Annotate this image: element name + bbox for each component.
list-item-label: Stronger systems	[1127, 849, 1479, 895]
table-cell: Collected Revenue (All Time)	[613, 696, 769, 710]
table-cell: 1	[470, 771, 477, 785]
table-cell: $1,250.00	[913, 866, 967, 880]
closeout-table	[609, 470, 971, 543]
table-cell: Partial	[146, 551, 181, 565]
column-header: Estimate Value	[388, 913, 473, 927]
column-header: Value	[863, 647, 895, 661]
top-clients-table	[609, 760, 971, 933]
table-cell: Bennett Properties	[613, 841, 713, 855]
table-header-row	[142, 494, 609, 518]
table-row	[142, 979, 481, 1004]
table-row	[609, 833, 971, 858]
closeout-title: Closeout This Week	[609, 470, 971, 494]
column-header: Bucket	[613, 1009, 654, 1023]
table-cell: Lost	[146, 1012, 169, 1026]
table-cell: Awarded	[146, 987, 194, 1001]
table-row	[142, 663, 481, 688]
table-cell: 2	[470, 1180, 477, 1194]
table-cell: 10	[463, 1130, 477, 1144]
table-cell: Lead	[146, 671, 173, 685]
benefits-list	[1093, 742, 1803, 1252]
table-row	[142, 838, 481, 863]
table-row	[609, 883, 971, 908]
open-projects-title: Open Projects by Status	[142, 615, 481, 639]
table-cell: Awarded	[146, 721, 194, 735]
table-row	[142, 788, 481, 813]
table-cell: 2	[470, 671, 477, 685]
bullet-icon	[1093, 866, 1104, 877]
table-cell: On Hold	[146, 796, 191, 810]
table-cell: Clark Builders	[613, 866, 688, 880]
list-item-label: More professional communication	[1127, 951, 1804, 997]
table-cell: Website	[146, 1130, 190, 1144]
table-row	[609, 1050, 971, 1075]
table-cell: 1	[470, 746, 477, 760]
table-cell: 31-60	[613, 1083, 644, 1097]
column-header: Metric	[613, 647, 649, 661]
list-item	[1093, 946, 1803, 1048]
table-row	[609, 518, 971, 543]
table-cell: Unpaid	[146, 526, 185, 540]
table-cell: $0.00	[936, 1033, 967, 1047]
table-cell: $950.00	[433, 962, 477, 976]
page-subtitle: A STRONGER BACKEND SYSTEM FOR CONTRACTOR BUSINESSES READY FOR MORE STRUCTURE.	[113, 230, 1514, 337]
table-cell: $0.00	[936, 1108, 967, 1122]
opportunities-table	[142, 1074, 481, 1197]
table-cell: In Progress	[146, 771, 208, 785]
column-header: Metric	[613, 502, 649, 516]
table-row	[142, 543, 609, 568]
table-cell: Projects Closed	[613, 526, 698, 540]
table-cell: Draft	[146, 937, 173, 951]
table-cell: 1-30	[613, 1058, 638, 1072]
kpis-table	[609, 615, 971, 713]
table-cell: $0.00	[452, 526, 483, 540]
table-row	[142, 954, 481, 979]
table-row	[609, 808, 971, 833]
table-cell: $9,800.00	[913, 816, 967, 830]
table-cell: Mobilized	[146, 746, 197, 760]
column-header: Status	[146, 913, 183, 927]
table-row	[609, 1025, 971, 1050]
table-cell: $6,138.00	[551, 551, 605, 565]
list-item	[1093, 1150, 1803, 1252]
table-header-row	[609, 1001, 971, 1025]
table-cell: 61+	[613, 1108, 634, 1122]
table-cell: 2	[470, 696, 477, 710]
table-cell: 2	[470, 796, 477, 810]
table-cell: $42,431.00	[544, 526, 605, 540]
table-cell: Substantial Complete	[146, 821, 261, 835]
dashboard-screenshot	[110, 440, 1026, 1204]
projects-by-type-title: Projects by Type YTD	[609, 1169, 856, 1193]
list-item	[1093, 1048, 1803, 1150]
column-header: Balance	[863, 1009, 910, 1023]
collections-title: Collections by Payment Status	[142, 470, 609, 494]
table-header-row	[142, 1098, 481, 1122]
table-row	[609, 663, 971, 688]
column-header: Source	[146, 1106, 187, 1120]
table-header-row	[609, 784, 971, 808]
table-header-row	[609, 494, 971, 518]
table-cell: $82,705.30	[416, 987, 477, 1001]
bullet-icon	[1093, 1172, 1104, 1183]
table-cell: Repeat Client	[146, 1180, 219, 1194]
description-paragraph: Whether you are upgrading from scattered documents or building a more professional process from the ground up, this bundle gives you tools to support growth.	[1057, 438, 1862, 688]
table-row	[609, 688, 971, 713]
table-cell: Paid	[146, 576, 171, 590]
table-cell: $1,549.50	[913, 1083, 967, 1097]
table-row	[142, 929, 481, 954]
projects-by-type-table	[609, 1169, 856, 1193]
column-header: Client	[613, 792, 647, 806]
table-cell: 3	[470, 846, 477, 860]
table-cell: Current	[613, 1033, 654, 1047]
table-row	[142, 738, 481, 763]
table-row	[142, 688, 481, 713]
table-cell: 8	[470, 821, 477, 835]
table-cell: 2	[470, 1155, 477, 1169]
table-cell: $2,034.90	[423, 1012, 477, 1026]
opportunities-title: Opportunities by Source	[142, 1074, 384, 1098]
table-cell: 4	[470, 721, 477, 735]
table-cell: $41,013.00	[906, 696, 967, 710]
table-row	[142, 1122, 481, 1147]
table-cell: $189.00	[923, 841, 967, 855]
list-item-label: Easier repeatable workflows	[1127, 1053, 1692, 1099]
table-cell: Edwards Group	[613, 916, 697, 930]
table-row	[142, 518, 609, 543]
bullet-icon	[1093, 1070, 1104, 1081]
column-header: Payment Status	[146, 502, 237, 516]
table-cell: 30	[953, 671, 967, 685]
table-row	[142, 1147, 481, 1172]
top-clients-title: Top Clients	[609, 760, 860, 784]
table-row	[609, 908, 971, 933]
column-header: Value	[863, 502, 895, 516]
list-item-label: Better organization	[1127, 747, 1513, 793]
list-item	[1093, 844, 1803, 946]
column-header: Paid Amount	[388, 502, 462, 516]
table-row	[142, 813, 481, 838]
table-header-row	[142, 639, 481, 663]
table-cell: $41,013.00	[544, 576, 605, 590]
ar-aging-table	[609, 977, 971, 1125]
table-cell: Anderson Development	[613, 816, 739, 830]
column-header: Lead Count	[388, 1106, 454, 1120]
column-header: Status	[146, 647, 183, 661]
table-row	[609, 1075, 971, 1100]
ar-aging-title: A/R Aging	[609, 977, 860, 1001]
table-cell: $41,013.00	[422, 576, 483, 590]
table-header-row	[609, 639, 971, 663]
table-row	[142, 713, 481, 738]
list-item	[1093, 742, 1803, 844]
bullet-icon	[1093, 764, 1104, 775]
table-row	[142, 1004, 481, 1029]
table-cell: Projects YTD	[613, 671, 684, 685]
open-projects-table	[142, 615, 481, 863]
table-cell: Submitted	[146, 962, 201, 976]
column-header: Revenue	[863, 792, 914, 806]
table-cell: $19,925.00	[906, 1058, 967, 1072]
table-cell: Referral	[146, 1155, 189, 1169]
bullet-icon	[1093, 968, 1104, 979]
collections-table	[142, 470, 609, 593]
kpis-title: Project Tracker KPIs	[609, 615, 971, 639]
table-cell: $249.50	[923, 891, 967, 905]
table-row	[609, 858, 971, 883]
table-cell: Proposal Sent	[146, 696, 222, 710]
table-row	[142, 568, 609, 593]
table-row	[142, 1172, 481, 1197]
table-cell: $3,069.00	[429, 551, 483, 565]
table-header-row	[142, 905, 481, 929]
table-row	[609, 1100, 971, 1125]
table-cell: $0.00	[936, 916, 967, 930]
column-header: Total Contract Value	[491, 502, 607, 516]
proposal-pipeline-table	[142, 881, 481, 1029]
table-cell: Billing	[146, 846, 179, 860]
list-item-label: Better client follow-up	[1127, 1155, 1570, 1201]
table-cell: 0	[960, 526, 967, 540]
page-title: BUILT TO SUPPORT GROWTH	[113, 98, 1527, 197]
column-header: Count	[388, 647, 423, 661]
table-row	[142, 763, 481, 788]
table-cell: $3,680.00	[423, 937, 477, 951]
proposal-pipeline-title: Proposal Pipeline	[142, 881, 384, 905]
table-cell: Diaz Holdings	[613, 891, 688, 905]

-=-=-=-=-

◆ **Exercise**: Copy everything from the first of the rows above down to the line containing "866, 967, 880]", keeping both the first line and that last line.

◆ **Exercise result**:
Annotate this image: element name + bbox for each component.
list-item-label: Stronger systems	[1127, 849, 1479, 895]
table-cell: Collected Revenue (All Time)	[613, 696, 769, 710]
table-cell: 1	[470, 771, 477, 785]
table-cell: $1,250.00	[913, 866, 967, 880]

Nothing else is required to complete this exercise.